* WHAT YOU ARE ASKED TO DO
Return each line of the material verbatim.

* RECORDS FOR THIS TASK
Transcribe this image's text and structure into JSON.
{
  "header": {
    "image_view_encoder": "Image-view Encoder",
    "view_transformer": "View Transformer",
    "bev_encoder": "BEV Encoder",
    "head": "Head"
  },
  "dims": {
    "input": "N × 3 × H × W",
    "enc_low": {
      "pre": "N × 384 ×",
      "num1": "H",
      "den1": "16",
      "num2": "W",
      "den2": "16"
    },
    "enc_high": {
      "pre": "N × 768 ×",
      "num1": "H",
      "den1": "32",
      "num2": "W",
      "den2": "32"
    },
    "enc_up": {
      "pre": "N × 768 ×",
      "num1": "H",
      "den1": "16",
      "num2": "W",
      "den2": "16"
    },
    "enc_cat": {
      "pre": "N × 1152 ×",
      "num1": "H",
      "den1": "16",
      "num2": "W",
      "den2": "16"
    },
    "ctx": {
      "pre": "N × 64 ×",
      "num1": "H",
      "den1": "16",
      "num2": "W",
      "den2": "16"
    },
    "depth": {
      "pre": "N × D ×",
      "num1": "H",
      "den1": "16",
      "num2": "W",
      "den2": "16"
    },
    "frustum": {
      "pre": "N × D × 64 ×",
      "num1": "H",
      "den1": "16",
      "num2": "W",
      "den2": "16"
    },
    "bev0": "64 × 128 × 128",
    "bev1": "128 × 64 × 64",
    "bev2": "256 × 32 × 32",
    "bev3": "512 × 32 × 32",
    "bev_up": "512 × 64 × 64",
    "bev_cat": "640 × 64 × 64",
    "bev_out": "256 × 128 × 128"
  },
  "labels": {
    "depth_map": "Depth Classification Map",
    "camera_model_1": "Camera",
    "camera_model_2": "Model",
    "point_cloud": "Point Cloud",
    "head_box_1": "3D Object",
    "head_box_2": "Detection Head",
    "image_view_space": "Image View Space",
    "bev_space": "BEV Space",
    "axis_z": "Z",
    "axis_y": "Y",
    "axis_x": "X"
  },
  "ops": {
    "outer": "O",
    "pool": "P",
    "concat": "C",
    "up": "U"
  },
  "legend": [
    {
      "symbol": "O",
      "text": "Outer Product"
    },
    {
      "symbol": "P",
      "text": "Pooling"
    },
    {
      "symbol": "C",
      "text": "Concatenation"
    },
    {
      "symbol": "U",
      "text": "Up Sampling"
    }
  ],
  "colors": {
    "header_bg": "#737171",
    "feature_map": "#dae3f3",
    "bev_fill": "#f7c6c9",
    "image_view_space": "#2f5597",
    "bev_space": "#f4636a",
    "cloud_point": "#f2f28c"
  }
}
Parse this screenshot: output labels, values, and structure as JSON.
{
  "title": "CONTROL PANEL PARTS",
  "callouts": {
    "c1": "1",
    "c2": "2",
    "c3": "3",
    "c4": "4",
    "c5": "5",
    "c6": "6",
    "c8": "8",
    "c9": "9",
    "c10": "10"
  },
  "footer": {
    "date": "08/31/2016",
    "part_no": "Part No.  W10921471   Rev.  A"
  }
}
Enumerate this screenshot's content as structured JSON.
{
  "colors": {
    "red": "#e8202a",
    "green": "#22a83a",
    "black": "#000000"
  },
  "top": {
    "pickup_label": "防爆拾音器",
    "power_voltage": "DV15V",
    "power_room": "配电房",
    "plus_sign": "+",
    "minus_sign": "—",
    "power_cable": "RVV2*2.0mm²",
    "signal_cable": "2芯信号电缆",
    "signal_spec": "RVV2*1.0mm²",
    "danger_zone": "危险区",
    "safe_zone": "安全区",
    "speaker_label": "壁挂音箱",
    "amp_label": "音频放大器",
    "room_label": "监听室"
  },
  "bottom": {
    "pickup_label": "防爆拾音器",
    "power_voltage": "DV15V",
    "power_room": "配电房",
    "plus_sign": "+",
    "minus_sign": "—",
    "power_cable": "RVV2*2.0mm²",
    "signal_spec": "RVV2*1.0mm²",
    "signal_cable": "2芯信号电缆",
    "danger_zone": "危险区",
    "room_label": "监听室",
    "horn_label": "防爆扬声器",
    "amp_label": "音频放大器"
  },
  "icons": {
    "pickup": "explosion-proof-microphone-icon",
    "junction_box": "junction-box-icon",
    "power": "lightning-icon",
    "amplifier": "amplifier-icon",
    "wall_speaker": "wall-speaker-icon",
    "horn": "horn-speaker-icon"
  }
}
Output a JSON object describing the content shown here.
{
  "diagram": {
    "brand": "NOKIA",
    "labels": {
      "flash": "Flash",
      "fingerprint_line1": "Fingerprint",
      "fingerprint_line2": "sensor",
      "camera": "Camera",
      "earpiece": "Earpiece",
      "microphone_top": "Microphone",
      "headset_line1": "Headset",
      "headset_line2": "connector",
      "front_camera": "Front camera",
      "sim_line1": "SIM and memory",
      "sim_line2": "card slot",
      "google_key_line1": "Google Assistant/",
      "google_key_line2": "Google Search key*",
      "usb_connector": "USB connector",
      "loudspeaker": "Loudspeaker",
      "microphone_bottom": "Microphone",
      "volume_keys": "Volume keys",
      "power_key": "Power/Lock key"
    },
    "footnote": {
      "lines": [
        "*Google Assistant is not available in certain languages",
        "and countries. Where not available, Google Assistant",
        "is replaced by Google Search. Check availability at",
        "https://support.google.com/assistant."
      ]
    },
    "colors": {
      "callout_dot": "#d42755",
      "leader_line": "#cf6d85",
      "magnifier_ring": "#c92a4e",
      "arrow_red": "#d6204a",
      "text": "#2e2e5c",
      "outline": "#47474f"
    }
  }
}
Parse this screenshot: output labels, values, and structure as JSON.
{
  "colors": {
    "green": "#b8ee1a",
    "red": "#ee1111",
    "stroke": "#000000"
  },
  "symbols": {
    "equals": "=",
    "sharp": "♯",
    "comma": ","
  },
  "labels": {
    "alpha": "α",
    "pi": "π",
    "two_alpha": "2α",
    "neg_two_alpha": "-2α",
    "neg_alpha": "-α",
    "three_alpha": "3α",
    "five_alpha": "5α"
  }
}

* RESPONSE TO THIS TASK
Transcribe this image's text and structure into JSON.
{
  "header": {
    "image_view_encoder": "Image-view Encoder",
    "view_transformer": "View Transformer",
    "bev_encoder": "BEV Encoder",
    "head": "Head"
  },
  "dims": {
    "input": "N × 3 × H × W",
    "enc_low": {
      "pre": "N × 384 ×",
      "num1": "H",
      "den1": "16",
      "num2": "W",
      "den2": "16"
    },
    "enc_high": {
      "pre": "N × 768 ×",
      "num1": "H",
      "den1": "32",
      "num2": "W",
      "den2": "32"
    },
    "enc_up": {
      "pre": "N × 768 ×",
      "num1": "H",
      "den1": "16",
      "num2": "W",
      "den2": "16"
    },
    "enc_cat": {
      "pre": "N × 1152 ×",
      "num1": "H",
      "den1": "16",
      "num2": "W",
      "den2": "16"
    },
    "ctx": {
      "pre": "N × 64 ×",
      "num1": "H",
      "den1": "16",
      "num2": "W",
      "den2": "16"
    },
    "depth": {
      "pre": "N × D ×",
      "num1": "H",
      "den1": "16",
      "num2": "W",
      "den2": "16"
    },
    "frustum": {
      "pre": "N × D × 64 ×",
      "num1": "H",
      "den1": "16",
      "num2": "W",
      "den2": "16"
    },
    "bev0": "64 × 128 × 128",
    "bev1": "128 × 64 × 64",
    "bev2": "256 × 32 × 32",
    "bev3": "512 × 32 × 32",
    "bev_up": "512 × 64 × 64",
    "bev_cat": "640 × 64 × 64",
    "bev_out": "256 × 128 × 128"
  },
  "labels": {
    "depth_map": "Depth Classification Map",
    "camera_model_1": "Camera",
    "camera_model_2": "Model",
    "point_cloud": "Point Cloud",
    "head_box_1": "3D Object",
    "head_box_2": "Detection Head",
    "image_view_space": "Image View Space",
    "bev_space": "BEV Space",
    "axis_z": "Z",
    "axis_y": "Y",
    "axis_x": "X"
  },
  "ops": {
    "outer": "O",
    "pool": "P",
    "concat": "C",
    "up": "U"
  },
  "legend": [
    {
      "symbol": "O",
      "text": "Outer Product"
    },
    {
      "symbol": "P",
      "text": "Pooling"
    },
    {
      "symbol": "C",
      "text": "Concatenation"
    },
    {
      "symbol": "U",
      "text": "Up Sampling"
    }
  ],
  "colors": {
    "header_bg": "#737171",
    "feature_map": "#dae3f3",
    "bev_fill": "#f7c6c9",
    "image_view_space": "#2f5597",
    "bev_space": "#f4636a",
    "cloud_point": "#f2f28c"
  }
}
Parse this screenshot: output labels, values, and structure as JSON.
{
  "title": "CONTROL PANEL PARTS",
  "callouts": {
    "c1": "1",
    "c2": "2",
    "c3": "3",
    "c4": "4",
    "c5": "5",
    "c6": "6",
    "c8": "8",
    "c9": "9",
    "c10": "10"
  },
  "footer": {
    "date": "08/31/2016",
    "part_no": "Part No.  W10921471   Rev.  A"
  }
}
Enumerate this screenshot's content as structured JSON.
{
  "colors": {
    "red": "#e8202a",
    "green": "#22a83a",
    "black": "#000000"
  },
  "top": {
    "pickup_label": "防爆拾音器",
    "power_voltage": "DV15V",
    "power_room": "配电房",
    "plus_sign": "+",
    "minus_sign": "—",
    "power_cable": "RVV2*2.0mm²",
    "signal_cable": "2芯信号电缆",
    "signal_spec": "RVV2*1.0mm²",
    "danger_zone": "危险区",
    "safe_zone": "安全区",
    "speaker_label": "壁挂音箱",
    "amp_label": "音频放大器",
    "room_label": "监听室"
  },
  "bottom": {
    "pickup_label": "防爆拾音器",
    "power_voltage": "DV15V",
    "power_room": "配电房",
    "plus_sign": "+",
    "minus_sign": "—",
    "power_cable": "RVV2*2.0mm²",
    "signal_spec": "RVV2*1.0mm²",
    "signal_cable": "2芯信号电缆",
    "danger_zone": "危险区",
    "room_label": "监听室",
    "horn_label": "防爆扬声器",
    "amp_label": "音频放大器"
  },
  "icons": {
    "pickup": "explosion-proof-microphone-icon",
    "junction_box": "junction-box-icon",
    "power": "lightning-icon",
    "amplifier": "amplifier-icon",
    "wall_speaker": "wall-speaker-icon",
    "horn": "horn-speaker-icon"
  }
}
Output a JSON object describing the content shown here.
{
  "diagram": {
    "brand": "NOKIA",
    "labels": {
      "flash": "Flash",
      "fingerprint_line1": "Fingerprint",
      "fingerprint_line2": "sensor",
      "camera": "Camera",
      "earpiece": "Earpiece",
      "microphone_top": "Microphone",
      "headset_line1": "Headset",
      "headset_line2": "connector",
      "front_camera": "Front camera",
      "sim_line1": "SIM and memory",
      "sim_line2": "card slot",
      "google_key_line1": "Google Assistant/",
      "google_key_line2": "Google Search key*",
      "usb_connector": "USB connector",
      "loudspeaker": "Loudspeaker",
      "microphone_bottom": "Microphone",
      "volume_keys": "Volume keys",
      "power_key": "Power/Lock key"
    },
    "footnote": {
      "lines": [
        "*Google Assistant is not available in certain languages",
        "and countries. Where not available, Google Assistant",
        "is replaced by Google Search. Check availability at",
        "https://support.google.com/assistant."
      ]
    },
    "colors": {
      "callout_dot": "#d42755",
      "leader_line": "#cf6d85",
      "magnifier_ring": "#c92a4e",
      "arrow_red": "#d6204a",
      "text": "#2e2e5c",
      "outline": "#47474f"
    }
  }
}
Parse this screenshot: output labels, values, and structure as JSON.
{
  "colors": {
    "green": "#b8ee1a",
    "red": "#ee1111",
    "stroke": "#000000"
  },
  "symbols": {
    "equals": "=",
    "sharp": "♯",
    "comma": ","
  },
  "labels": {
    "alpha": "α",
    "pi": "π",
    "two_alpha": "2α",
    "neg_two_alpha": "-2α",
    "neg_alpha": "-α",
    "three_alpha": "3α",
    "five_alpha": "5α"
  }
}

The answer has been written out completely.